Rows from a dataset:
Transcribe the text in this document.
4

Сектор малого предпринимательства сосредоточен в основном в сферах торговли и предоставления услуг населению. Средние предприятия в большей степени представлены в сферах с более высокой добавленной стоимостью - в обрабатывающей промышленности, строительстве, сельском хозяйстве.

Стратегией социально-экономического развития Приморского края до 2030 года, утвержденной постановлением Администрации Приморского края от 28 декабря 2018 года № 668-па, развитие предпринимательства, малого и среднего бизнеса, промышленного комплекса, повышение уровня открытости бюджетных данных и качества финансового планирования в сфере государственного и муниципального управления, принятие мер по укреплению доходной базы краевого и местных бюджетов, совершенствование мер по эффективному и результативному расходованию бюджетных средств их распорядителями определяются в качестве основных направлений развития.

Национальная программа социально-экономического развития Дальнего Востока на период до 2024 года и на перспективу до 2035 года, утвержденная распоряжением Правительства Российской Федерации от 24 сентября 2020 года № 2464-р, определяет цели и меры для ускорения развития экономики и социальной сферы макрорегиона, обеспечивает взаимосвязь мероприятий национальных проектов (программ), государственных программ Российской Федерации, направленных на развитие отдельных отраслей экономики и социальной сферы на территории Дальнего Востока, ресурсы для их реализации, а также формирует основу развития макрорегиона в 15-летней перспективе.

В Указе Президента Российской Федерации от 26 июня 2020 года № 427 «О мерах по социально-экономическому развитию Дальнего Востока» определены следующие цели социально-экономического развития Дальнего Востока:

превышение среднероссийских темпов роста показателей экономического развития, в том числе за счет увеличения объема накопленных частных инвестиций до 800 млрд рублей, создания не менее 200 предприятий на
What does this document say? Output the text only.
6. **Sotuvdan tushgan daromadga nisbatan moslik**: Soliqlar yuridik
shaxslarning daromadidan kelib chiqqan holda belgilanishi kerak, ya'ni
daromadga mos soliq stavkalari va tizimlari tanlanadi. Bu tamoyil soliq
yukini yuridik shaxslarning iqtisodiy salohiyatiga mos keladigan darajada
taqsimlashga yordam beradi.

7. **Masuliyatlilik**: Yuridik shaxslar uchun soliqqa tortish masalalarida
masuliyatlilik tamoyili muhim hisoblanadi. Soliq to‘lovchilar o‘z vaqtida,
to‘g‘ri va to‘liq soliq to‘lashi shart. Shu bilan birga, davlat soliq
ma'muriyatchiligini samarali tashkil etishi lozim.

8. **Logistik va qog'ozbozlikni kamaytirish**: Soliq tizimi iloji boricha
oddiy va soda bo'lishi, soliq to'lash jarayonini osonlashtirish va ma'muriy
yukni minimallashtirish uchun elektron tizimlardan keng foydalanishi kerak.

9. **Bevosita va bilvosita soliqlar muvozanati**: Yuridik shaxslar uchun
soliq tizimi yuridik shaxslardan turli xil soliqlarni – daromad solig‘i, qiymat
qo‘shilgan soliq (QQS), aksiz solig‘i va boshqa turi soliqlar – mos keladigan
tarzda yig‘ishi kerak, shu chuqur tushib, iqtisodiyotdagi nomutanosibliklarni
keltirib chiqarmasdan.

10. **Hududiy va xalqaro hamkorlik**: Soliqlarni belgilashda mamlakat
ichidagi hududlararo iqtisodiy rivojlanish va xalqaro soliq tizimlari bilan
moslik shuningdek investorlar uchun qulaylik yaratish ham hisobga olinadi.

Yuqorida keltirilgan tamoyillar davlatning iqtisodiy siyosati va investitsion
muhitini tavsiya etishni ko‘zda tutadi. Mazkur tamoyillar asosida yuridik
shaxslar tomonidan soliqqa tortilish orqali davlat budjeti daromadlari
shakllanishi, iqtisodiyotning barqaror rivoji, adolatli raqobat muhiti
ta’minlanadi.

What to produce: From the data above, copy out every line with the string "цели" in it.

Answer below:
Национальная программа социально-экономического развития Дальнего Востока на период до 2024 года и на перспективу до 2035 года, утвержденная распоряжением Правительства Российской Федерации от 24 сентября 2020 года № 2464-р, определяет цели и меры для ускорения развития экономики и социальной сферы макрорегиона, обеспечивает взаимосвязь мероприятий национальных проектов (программ), государственных программ Российской Федерации, направленных на развитие отдельных отраслей экономики и социальной сферы на территории Дальнего Востока, ресурсы для их реализации, а также формирует основу развития макрорегиона в 15-летней перспективе.
В Указе Президента Российской Федерации от 26 июня 2020 года № 427 «О мерах по социально-экономическому развитию Дальнего Востока» определены следующие цели социально-экономического развития Дальнего Востока:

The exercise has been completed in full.